[Structured figure records]
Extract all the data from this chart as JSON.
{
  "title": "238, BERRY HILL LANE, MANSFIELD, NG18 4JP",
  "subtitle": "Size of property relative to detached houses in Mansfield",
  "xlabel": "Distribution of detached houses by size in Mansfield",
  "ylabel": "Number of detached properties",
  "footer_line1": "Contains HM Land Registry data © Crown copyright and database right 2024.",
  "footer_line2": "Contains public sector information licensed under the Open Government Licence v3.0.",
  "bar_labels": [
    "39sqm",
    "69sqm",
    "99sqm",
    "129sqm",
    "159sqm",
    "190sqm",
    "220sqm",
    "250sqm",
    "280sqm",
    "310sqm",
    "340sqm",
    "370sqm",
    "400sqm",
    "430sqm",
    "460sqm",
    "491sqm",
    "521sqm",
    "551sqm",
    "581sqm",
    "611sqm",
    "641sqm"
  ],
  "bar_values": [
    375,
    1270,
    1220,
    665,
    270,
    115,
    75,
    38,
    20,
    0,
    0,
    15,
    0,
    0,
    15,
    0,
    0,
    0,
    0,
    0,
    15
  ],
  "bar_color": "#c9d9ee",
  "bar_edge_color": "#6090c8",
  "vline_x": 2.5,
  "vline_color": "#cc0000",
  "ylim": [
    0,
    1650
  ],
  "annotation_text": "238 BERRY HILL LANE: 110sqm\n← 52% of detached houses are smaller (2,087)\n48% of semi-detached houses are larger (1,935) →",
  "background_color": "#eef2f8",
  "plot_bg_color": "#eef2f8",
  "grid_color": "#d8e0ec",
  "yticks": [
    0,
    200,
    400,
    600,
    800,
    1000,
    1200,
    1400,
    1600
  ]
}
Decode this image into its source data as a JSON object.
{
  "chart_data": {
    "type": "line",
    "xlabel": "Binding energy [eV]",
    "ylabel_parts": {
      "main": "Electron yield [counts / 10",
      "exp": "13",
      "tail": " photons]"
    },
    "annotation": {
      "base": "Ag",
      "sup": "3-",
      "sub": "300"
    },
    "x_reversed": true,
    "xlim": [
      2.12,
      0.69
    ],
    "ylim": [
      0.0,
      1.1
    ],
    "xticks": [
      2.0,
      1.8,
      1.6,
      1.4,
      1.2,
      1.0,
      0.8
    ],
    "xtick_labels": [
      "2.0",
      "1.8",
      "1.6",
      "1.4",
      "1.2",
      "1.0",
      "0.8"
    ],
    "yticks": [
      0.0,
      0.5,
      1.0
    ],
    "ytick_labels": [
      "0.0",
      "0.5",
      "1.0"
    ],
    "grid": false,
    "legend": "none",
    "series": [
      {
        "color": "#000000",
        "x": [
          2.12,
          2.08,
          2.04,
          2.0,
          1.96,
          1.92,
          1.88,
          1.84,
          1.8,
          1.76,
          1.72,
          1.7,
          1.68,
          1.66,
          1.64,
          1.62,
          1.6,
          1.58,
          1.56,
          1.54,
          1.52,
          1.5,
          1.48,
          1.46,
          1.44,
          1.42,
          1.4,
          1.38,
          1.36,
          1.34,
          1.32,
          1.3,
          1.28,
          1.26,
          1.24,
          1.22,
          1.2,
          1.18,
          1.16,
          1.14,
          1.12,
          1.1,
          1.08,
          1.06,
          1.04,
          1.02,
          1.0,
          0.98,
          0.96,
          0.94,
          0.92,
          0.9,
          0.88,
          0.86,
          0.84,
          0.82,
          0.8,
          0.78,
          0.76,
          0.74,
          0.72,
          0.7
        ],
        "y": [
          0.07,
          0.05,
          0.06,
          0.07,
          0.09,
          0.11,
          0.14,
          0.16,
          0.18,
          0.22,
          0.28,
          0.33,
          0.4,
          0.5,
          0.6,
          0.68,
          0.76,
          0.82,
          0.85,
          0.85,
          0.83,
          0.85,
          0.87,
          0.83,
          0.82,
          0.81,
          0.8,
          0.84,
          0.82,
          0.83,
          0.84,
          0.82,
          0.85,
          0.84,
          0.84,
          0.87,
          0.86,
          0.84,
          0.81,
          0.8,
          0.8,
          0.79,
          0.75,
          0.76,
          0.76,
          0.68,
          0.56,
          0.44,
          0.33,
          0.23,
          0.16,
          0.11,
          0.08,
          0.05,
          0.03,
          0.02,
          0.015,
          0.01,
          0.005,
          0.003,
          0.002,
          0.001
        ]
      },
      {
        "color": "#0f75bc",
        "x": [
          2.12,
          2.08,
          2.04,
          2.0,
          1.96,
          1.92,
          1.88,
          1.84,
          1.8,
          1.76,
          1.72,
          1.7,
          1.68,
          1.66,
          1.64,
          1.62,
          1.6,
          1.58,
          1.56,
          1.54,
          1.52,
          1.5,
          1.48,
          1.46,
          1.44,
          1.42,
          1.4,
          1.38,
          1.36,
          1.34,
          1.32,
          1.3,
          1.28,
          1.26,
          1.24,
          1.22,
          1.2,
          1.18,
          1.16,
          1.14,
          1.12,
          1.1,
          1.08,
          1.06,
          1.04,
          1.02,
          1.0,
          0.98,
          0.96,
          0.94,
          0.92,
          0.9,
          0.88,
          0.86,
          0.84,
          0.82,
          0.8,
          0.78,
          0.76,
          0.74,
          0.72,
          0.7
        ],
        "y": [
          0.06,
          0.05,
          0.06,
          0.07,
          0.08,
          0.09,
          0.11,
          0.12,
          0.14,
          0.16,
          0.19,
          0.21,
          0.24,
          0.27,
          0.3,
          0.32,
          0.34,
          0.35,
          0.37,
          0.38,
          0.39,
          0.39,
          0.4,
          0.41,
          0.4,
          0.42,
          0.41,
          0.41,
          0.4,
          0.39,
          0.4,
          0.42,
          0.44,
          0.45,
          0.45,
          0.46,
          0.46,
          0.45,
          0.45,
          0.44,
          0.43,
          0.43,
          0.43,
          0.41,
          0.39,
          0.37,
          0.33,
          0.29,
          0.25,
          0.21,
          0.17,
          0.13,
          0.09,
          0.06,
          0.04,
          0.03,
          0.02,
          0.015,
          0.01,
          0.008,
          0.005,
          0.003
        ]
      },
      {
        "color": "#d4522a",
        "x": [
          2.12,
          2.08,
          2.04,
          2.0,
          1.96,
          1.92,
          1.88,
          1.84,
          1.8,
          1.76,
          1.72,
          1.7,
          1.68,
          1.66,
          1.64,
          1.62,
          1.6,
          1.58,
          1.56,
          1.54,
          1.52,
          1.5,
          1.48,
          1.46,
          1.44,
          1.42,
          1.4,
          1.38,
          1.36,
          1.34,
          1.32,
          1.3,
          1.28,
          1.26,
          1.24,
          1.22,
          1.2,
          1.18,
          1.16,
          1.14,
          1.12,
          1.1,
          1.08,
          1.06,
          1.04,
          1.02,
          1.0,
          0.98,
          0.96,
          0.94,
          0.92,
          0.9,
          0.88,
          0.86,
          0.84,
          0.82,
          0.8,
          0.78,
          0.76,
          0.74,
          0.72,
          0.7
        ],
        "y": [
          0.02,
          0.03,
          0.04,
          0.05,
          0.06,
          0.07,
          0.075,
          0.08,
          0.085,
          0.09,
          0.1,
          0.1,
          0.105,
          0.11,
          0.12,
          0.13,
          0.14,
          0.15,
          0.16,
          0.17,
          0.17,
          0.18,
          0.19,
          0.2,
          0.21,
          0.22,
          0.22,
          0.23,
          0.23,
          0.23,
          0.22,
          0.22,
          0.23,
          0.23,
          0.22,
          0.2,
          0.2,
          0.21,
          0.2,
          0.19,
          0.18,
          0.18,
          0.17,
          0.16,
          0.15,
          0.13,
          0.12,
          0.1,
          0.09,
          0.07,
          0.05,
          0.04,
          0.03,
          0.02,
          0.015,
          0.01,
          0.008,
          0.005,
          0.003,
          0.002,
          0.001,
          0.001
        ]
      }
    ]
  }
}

**Exercise aim:** Copy out each record from above, exactly.

**The output:**
Extract all the data from this chart as JSON.
{
  "title": "238, BERRY HILL LANE, MANSFIELD, NG18 4JP",
  "subtitle": "Size of property relative to detached houses in Mansfield",
  "xlabel": "Distribution of detached houses by size in Mansfield",
  "ylabel": "Number of detached properties",
  "footer_line1": "Contains HM Land Registry data © Crown copyright and database right 2024.",
  "footer_line2": "Contains public sector information licensed under the Open Government Licence v3.0.",
  "bar_labels": [
    "39sqm",
    "69sqm",
    "99sqm",
    "129sqm",
    "159sqm",
    "190sqm",
    "220sqm",
    "250sqm",
    "280sqm",
    "310sqm",
    "340sqm",
    "370sqm",
    "400sqm",
    "430sqm",
    "460sqm",
    "491sqm",
    "521sqm",
    "551sqm",
    "581sqm",
    "611sqm",
    "641sqm"
  ],
  "bar_values": [
    375,
    1270,
    1220,
    665,
    270,
    115,
    75,
    38,
    20,
    0,
    0,
    15,
    0,
    0,
    15,
    0,
    0,
    0,
    0,
    0,
    15
  ],
  "bar_color": "#c9d9ee",
  "bar_edge_color": "#6090c8",
  "vline_x": 2.5,
  "vline_color": "#cc0000",
  "ylim": [
    0,
    1650
  ],
  "annotation_text": "238 BERRY HILL LANE: 110sqm\n← 52% of detached houses are smaller (2,087)\n48% of semi-detached houses are larger (1,935) →",
  "background_color": "#eef2f8",
  "plot_bg_color": "#eef2f8",
  "grid_color": "#d8e0ec",
  "yticks": [
    0,
    200,
    400,
    600,
    800,
    1000,
    1200,
    1400,
    1600
  ]
}
Decode this image into its source data as a JSON object.
{
  "chart_data": {
    "type": "line",
    "xlabel": "Binding energy [eV]",
    "ylabel_parts": {
      "main": "Electron yield [counts / 10",
      "exp": "13",
      "tail": " photons]"
    },
    "annotation": {
      "base": "Ag",
      "sup": "3-",
      "sub": "300"
    },
    "x_reversed": true,
    "xlim": [
      2.12,
      0.69
    ],
    "ylim": [
      0.0,
      1.1
    ],
    "xticks": [
      2.0,
      1.8,
      1.6,
      1.4,
      1.2,
      1.0,
      0.8
    ],
    "xtick_labels": [
      "2.0",
      "1.8",
      "1.6",
      "1.4",
      "1.2",
      "1.0",
      "0.8"
    ],
    "yticks": [
      0.0,
      0.5,
      1.0
    ],
    "ytick_labels": [
      "0.0",
      "0.5",
      "1.0"
    ],
    "grid": false,
    "legend": "none",
    "series": [
      {
        "color": "#000000",
        "x": [
          2.12,
          2.08,
          2.04,
          2.0,
          1.96,
          1.92,
          1.88,
          1.84,
          1.8,
          1.76,
          1.72,
          1.7,
          1.68,
          1.66,
          1.64,
          1.62,
          1.6,
          1.58,
          1.56,
          1.54,
          1.52,
          1.5,
          1.48,
          1.46,
          1.44,
          1.42,
          1.4,
          1.38,
          1.36,
          1.34,
          1.32,
          1.3,
          1.28,
          1.26,
          1.24,
          1.22,
          1.2,
          1.18,
          1.16,
          1.14,
          1.12,
          1.1,
          1.08,
          1.06,
          1.04,
          1.02,
          1.0,
          0.98,
          0.96,
          0.94,
          0.92,
          0.9,
          0.88,
          0.86,
          0.84,
          0.82,
          0.8,
          0.78,
          0.76,
          0.74,
          0.72,
          0.7
        ],
        "y": [
          0.07,
          0.05,
          0.06,
          0.07,
          0.09,
          0.11,
          0.14,
          0.16,
          0.18,
          0.22,
          0.28,
          0.33,
          0.4,
          0.5,
          0.6,
          0.68,
          0.76,
          0.82,
          0.85,
          0.85,
          0.83,
          0.85,
          0.87,
          0.83,
          0.82,
          0.81,
          0.8,
          0.84,
          0.82,
          0.83,
          0.84,
          0.82,
          0.85,
          0.84,
          0.84,
          0.87,
          0.86,
          0.84,
          0.81,
          0.8,
          0.8,
          0.79,
          0.75,
          0.76,
          0.76,
          0.68,
          0.56,
          0.44,
          0.33,
          0.23,
          0.16,
          0.11,
          0.08,
          0.05,
          0.03,
          0.02,
          0.015,
          0.01,
          0.005,
          0.003,
          0.002,
          0.001
        ]
      },
      {
        "color": "#0f75bc",
        "x": [
          2.12,
          2.08,
          2.04,
          2.0,
          1.96,
          1.92,
          1.88,
          1.84,
          1.8,
          1.76,
          1.72,
          1.7,
          1.68,
          1.66,
          1.64,
          1.62,
          1.6,
          1.58,
          1.56,
          1.54,
          1.52,
          1.5,
          1.48,
          1.46,
          1.44,
          1.42,
          1.4,
          1.38,
          1.36,
          1.34,
          1.32,
          1.3,
          1.28,
          1.26,
          1.24,
          1.22,
          1.2,
          1.18,
          1.16,
          1.14,
          1.12,
          1.1,
          1.08,
          1.06,
          1.04,
          1.02,
          1.0,
          0.98,
          0.96,
          0.94,
          0.92,
          0.9,
          0.88,
          0.86,
          0.84,
          0.82,
          0.8,
          0.78,
          0.76,
          0.74,
          0.72,
          0.7
        ],
        "y": [
          0.06,
          0.05,
          0.06,
          0.07,
          0.08,
          0.09,
          0.11,
          0.12,
          0.14,
          0.16,
          0.19,
          0.21,
          0.24,
          0.27,
          0.3,
          0.32,
          0.34,
          0.35,
          0.37,
          0.38,
          0.39,
          0.39,
          0.4,
          0.41,
          0.4,
          0.42,
          0.41,
          0.41,
          0.4,
          0.39,
          0.4,
          0.42,
          0.44,
          0.45,
          0.45,
          0.46,
          0.46,
          0.45,
          0.45,
          0.44,
          0.43,
          0.43,
          0.43,
          0.41,
          0.39,
          0.37,
          0.33,
          0.29,
          0.25,
          0.21,
          0.17,
          0.13,
          0.09,
          0.06,
          0.04,
          0.03,
          0.02,
          0.015,
          0.01,
          0.008,
          0.005,
          0.003
        ]
      },
      {
        "color": "#d4522a",
        "x": [
          2.12,
          2.08,
          2.04,
          2.0,
          1.96,
          1.92,
          1.88,
          1.84,
          1.8,
          1.76,
          1.72,
          1.7,
          1.68,
          1.66,
          1.64,
          1.62,
          1.6,
          1.58,
          1.56,
          1.54,
          1.52,
          1.5,
          1.48,
          1.46,
          1.44,
          1.42,
          1.4,
          1.38,
          1.36,
          1.34,
          1.32,
          1.3,
          1.28,
          1.26,
          1.24,
          1.22,
          1.2,
          1.18,
          1.16,
          1.14,
          1.12,
          1.1,
          1.08,
          1.06,
          1.04,
          1.02,
          1.0,
          0.98,
          0.96,
          0.94,
          0.92,
          0.9,
          0.88,
          0.86,
          0.84,
          0.82,
          0.8,
          0.78,
          0.76,
          0.74,
          0.72,
          0.7
        ],
        "y": [
          0.02,
          0.03,
          0.04,
          0.05,
          0.06,
          0.07,
          0.075,
          0.08,
          0.085,
          0.09,
          0.1,
          0.1,
          0.105,
          0.11,
          0.12,
          0.13,
          0.14,
          0.15,
          0.16,
          0.17,
          0.17,
          0.18,
          0.19,
          0.2,
          0.21,
          0.22,
          0.22,
          0.23,
          0.23,
          0.23,
          0.22,
          0.22,
          0.23,
          0.23,
          0.22,
          0.2,
          0.2,
          0.21,
          0.2,
          0.19,
          0.18,
          0.18,
          0.17,
          0.16,
          0.15,
          0.13,
          0.12,
          0.1,
          0.09,
          0.07,
          0.05,
          0.04,
          0.03,
          0.02,
          0.015,
          0.01,
          0.008,
          0.005,
          0.003,
          0.002,
          0.001,
          0.001
        ]
      }
    ]
  }
}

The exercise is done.